== EXTRACTED RECORDS

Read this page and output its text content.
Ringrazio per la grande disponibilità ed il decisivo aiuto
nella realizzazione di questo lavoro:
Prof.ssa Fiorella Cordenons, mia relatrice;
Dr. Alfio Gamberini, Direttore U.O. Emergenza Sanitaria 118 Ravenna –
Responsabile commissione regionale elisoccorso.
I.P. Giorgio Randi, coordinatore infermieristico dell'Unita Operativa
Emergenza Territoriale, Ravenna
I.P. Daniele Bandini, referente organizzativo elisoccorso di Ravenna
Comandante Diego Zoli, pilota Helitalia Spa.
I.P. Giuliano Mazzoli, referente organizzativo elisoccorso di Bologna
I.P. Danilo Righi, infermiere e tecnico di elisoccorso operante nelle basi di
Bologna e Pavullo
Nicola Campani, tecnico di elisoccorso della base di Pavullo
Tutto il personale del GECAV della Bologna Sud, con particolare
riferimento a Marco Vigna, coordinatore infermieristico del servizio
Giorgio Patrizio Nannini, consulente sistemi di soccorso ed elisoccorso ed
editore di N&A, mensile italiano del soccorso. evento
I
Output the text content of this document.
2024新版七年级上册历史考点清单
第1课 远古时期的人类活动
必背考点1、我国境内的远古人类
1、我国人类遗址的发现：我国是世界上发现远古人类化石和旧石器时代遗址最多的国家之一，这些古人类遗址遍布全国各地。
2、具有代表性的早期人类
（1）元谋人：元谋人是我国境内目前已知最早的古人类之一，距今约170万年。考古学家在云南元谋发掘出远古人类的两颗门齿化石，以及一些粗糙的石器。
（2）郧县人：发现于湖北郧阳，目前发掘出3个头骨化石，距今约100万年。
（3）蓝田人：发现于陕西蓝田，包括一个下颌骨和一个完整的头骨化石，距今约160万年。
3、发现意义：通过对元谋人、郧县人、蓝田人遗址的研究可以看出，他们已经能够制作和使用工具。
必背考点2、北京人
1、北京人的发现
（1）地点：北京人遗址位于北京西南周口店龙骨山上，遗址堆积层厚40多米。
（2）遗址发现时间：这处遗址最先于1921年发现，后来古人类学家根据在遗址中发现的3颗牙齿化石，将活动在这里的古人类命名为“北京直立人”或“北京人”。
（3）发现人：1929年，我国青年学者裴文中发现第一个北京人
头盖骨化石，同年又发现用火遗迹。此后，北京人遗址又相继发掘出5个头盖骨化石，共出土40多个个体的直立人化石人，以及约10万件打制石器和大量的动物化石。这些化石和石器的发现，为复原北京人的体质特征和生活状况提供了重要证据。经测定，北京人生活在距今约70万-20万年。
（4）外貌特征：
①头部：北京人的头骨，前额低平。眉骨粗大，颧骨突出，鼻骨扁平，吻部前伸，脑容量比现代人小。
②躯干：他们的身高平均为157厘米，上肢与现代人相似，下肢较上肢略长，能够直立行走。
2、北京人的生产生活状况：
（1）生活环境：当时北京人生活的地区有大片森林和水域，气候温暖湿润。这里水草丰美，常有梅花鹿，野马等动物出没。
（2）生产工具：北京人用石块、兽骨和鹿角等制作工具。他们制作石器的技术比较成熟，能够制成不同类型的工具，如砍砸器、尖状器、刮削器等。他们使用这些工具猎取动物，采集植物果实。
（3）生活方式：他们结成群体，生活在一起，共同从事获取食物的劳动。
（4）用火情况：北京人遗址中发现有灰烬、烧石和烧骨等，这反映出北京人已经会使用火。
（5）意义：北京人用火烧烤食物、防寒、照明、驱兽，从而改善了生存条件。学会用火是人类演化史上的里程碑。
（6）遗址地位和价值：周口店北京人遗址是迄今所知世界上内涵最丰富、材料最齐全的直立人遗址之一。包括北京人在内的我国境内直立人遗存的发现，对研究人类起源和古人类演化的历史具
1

====

- _THE EXERCISE_
Reproduce every line above without error.

- _WRITTEN REPLY_
Read this page and output its text content.
Ringrazio per la grande disponibilità ed il decisivo aiuto
nella realizzazione di questo lavoro:
Prof.ssa Fiorella Cordenons, mia relatrice;
Dr. Alfio Gamberini, Direttore U.O. Emergenza Sanitaria 118 Ravenna –
Responsabile commissione regionale elisoccorso.
I.P. Giorgio Randi, coordinatore infermieristico dell'Unita Operativa
Emergenza Territoriale, Ravenna
I.P. Daniele Bandini, referente organizzativo elisoccorso di Ravenna
Comandante Diego Zoli, pilota Helitalia Spa.
I.P. Giuliano Mazzoli, referente organizzativo elisoccorso di Bologna
I.P. Danilo Righi, infermiere e tecnico di elisoccorso operante nelle basi di
Bologna e Pavullo
Nicola Campani, tecnico di elisoccorso della base di Pavullo
Tutto il personale del GECAV della Bologna Sud, con particolare
riferimento a Marco Vigna, coordinatore infermieristico del servizio
Giorgio Patrizio Nannini, consulente sistemi di soccorso ed elisoccorso ed
editore di N&A, mensile italiano del soccorso. evento
I
Output the text content of this document.
2024新版七年级上册历史考点清单
第1课 远古时期的人类活动
必背考点1、我国境内的远古人类
1、我国人类遗址的发现：我国是世界上发现远古人类化石和旧石器时代遗址最多的国家之一，这些古人类遗址遍布全国各地。
2、具有代表性的早期人类
（1）元谋人：元谋人是我国境内目前已知最早的古人类之一，距今约170万年。考古学家在云南元谋发掘出远古人类的两颗门齿化石，以及一些粗糙的石器。
（2）郧县人：发现于湖北郧阳，目前发掘出3个头骨化石，距今约100万年。
（3）蓝田人：发现于陕西蓝田，包括一个下颌骨和一个完整的头骨化石，距今约160万年。
3、发现意义：通过对元谋人、郧县人、蓝田人遗址的研究可以看出，他们已经能够制作和使用工具。
必背考点2、北京人
1、北京人的发现
（1）地点：北京人遗址位于北京西南周口店龙骨山上，遗址堆积层厚40多米。
（2）遗址发现时间：这处遗址最先于1921年发现，后来古人类学家根据在遗址中发现的3颗牙齿化石，将活动在这里的古人类命名为“北京直立人”或“北京人”。
（3）发现人：1929年，我国青年学者裴文中发现第一个北京人
头盖骨化石，同年又发现用火遗迹。此后，北京人遗址又相继发掘出5个头盖骨化石，共出土40多个个体的直立人化石人，以及约10万件打制石器和大量的动物化石。这些化石和石器的发现，为复原北京人的体质特征和生活状况提供了重要证据。经测定，北京人生活在距今约70万-20万年。
（4）外貌特征：
①头部：北京人的头骨，前额低平。眉骨粗大，颧骨突出，鼻骨扁平，吻部前伸，脑容量比现代人小。
②躯干：他们的身高平均为157厘米，上肢与现代人相似，下肢较上肢略长，能够直立行走。
2、北京人的生产生活状况：
（1）生活环境：当时北京人生活的地区有大片森林和水域，气候温暖湿润。这里水草丰美，常有梅花鹿，野马等动物出没。
（2）生产工具：北京人用石块、兽骨和鹿角等制作工具。他们制作石器的技术比较成熟，能够制成不同类型的工具，如砍砸器、尖状器、刮削器等。他们使用这些工具猎取动物，采集植物果实。
（3）生活方式：他们结成群体，生活在一起，共同从事获取食物的劳动。
（4）用火情况：北京人遗址中发现有灰烬、烧石和烧骨等，这反映出北京人已经会使用火。
（5）意义：北京人用火烧烤食物、防寒、照明、驱兽，从而改善了生存条件。学会用火是人类演化史上的里程碑。
（6）遗址地位和价值：周口店北京人遗址是迄今所知世界上内涵最丰富、材料最齐全的直立人遗址之一。包括北京人在内的我国境内直立人遗存的发现，对研究人类起源和古人类演化的历史具
1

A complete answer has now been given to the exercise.